● SHORT TASK
The data must be returned in full and exactly as given.

● THE INPUT
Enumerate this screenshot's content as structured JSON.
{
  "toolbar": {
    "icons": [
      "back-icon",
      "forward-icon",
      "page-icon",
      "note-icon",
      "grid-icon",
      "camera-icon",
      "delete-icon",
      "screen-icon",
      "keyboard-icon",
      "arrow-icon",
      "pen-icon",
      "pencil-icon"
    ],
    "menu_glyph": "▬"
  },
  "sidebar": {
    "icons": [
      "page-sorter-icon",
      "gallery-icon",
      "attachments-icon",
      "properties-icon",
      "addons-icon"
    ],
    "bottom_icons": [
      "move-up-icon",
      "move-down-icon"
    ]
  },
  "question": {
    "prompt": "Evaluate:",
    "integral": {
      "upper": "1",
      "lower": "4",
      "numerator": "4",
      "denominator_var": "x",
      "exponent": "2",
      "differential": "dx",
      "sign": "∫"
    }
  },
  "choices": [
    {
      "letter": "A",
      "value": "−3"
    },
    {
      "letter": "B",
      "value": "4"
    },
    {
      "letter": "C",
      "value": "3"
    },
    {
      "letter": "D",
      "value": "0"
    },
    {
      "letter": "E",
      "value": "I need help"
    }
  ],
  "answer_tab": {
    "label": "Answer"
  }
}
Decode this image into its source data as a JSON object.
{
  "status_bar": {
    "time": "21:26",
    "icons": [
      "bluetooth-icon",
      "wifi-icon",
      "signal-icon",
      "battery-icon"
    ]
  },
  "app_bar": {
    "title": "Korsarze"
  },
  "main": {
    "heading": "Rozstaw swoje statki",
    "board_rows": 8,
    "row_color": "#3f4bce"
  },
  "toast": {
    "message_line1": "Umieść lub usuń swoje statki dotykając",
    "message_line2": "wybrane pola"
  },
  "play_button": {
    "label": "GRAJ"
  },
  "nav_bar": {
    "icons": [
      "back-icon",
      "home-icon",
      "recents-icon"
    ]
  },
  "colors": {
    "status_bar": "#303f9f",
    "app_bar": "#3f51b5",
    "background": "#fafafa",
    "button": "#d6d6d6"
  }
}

● THE SOLUTION
Enumerate this screenshot's content as structured JSON.
{
  "toolbar": {
    "icons": [
      "back-icon",
      "forward-icon",
      "page-icon",
      "note-icon",
      "grid-icon",
      "camera-icon",
      "delete-icon",
      "screen-icon",
      "keyboard-icon",
      "arrow-icon",
      "pen-icon",
      "pencil-icon"
    ],
    "menu_glyph": "▬"
  },
  "sidebar": {
    "icons": [
      "page-sorter-icon",
      "gallery-icon",
      "attachments-icon",
      "properties-icon",
      "addons-icon"
    ],
    "bottom_icons": [
      "move-up-icon",
      "move-down-icon"
    ]
  },
  "question": {
    "prompt": "Evaluate:",
    "integral": {
      "upper": "1",
      "lower": "4",
      "numerator": "4",
      "denominator_var": "x",
      "exponent": "2",
      "differential": "dx",
      "sign": "∫"
    }
  },
  "choices": [
    {
      "letter": "A",
      "value": "−3"
    },
    {
      "letter": "B",
      "value": "4"
    },
    {
      "letter": "C",
      "value": "3"
    },
    {
      "letter": "D",
      "value": "0"
    },
    {
      "letter": "E",
      "value": "I need help"
    }
  ],
  "answer_tab": {
    "label": "Answer"
  }
}
Decode this image into its source data as a JSON object.
{
  "status_bar": {
    "time": "21:26",
    "icons": [
      "bluetooth-icon",
      "wifi-icon",
      "signal-icon",
      "battery-icon"
    ]
  },
  "app_bar": {
    "title": "Korsarze"
  },
  "main": {
    "heading": "Rozstaw swoje statki",
    "board_rows": 8,
    "row_color": "#3f4bce"
  },
  "toast": {
    "message_line1": "Umieść lub usuń swoje statki dotykając",
    "message_line2": "wybrane pola"
  },
  "play_button": {
    "label": "GRAJ"
  },
  "nav_bar": {
    "icons": [
      "back-icon",
      "home-icon",
      "recents-icon"
    ]
  },
  "colors": {
    "status_bar": "#303f9f",
    "app_bar": "#3f51b5",
    "background": "#fafafa",
    "button": "#d6d6d6"
  }
}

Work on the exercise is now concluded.